▸ **Instructions for the task**
Retype the whole listing below, character for character.

Saved data entries
..........
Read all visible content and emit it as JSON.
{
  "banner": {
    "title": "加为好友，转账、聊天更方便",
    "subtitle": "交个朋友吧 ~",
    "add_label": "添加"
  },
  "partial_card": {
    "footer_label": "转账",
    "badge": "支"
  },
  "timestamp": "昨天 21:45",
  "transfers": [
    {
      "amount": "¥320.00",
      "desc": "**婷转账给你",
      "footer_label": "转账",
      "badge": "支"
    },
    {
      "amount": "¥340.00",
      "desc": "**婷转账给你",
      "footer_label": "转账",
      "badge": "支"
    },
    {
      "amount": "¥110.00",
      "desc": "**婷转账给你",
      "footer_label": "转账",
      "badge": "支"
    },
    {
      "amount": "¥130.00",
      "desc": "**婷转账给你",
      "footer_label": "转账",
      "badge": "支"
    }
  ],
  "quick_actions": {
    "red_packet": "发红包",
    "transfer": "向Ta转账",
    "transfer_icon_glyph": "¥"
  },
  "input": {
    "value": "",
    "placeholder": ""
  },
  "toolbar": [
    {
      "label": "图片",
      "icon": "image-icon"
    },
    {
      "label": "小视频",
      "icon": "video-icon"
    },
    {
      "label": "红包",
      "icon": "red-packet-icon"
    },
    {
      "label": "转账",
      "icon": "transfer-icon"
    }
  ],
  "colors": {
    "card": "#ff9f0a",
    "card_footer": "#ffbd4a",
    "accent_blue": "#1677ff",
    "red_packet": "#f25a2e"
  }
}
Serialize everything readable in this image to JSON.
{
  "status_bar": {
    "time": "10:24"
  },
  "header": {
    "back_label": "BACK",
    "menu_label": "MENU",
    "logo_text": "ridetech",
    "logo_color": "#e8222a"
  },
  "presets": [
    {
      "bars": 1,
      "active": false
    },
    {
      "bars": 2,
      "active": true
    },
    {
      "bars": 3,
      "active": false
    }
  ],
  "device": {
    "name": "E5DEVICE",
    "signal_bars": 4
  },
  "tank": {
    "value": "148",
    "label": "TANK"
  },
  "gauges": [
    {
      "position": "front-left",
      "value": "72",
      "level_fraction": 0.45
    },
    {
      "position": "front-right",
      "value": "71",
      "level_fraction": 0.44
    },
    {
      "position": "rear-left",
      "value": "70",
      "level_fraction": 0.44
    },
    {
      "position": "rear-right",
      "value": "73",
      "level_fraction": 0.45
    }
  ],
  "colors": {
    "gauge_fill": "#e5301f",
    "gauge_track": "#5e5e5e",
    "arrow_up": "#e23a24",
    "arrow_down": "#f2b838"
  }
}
..........
▸ **Result**
Read all visible content and emit it as JSON.
{
  "banner": {
    "title": "加为好友，转账、聊天更方便",
    "subtitle": "交个朋友吧 ~",
    "add_label": "添加"
  },
  "partial_card": {
    "footer_label": "转账",
    "badge": "支"
  },
  "timestamp": "昨天 21:45",
  "transfers": [
    {
      "amount": "¥320.00",
      "desc": "**婷转账给你",
      "footer_label": "转账",
      "badge": "支"
    },
    {
      "amount": "¥340.00",
      "desc": "**婷转账给你",
      "footer_label": "转账",
      "badge": "支"
    },
    {
      "amount": "¥110.00",
      "desc": "**婷转账给你",
      "footer_label": "转账",
      "badge": "支"
    },
    {
      "amount": "¥130.00",
      "desc": "**婷转账给你",
      "footer_label": "转账",
      "badge": "支"
    }
  ],
  "quick_actions": {
    "red_packet": "发红包",
    "transfer": "向Ta转账",
    "transfer_icon_glyph": "¥"
  },
  "input": {
    "value": "",
    "placeholder": ""
  },
  "toolbar": [
    {
      "label": "图片",
      "icon": "image-icon"
    },
    {
      "label": "小视频",
      "icon": "video-icon"
    },
    {
      "label": "红包",
      "icon": "red-packet-icon"
    },
    {
      "label": "转账",
      "icon": "transfer-icon"
    }
  ],
  "colors": {
    "card": "#ff9f0a",
    "card_footer": "#ffbd4a",
    "accent_blue": "#1677ff",
    "red_packet": "#f25a2e"
  }
}
Serialize everything readable in this image to JSON.
{
  "status_bar": {
    "time": "10:24"
  },
  "header": {
    "back_label": "BACK",
    "menu_label": "MENU",
    "logo_text": "ridetech",
    "logo_color": "#e8222a"
  },
  "presets": [
    {
      "bars": 1,
      "active": false
    },
    {
      "bars": 2,
      "active": true
    },
    {
      "bars": 3,
      "active": false
    }
  ],
  "device": {
    "name": "E5DEVICE",
    "signal_bars": 4
  },
  "tank": {
    "value": "148",
    "label": "TANK"
  },
  "gauges": [
    {
      "position": "front-left",
      "value": "72",
      "level_fraction": 0.45
    },
    {
      "position": "front-right",
      "value": "71",
      "level_fraction": 0.44
    },
    {
      "position": "rear-left",
      "value": "70",
      "level_fraction": 0.44
    },
    {
      "position": "rear-right",
      "value": "73",
      "level_fraction": 0.45
    }
  ],
  "colors": {
    "gauge_fill": "#e5301f",
    "gauge_track": "#5e5e5e",
    "arrow_up": "#e23a24",
    "arrow_down": "#f2b838"
  }
}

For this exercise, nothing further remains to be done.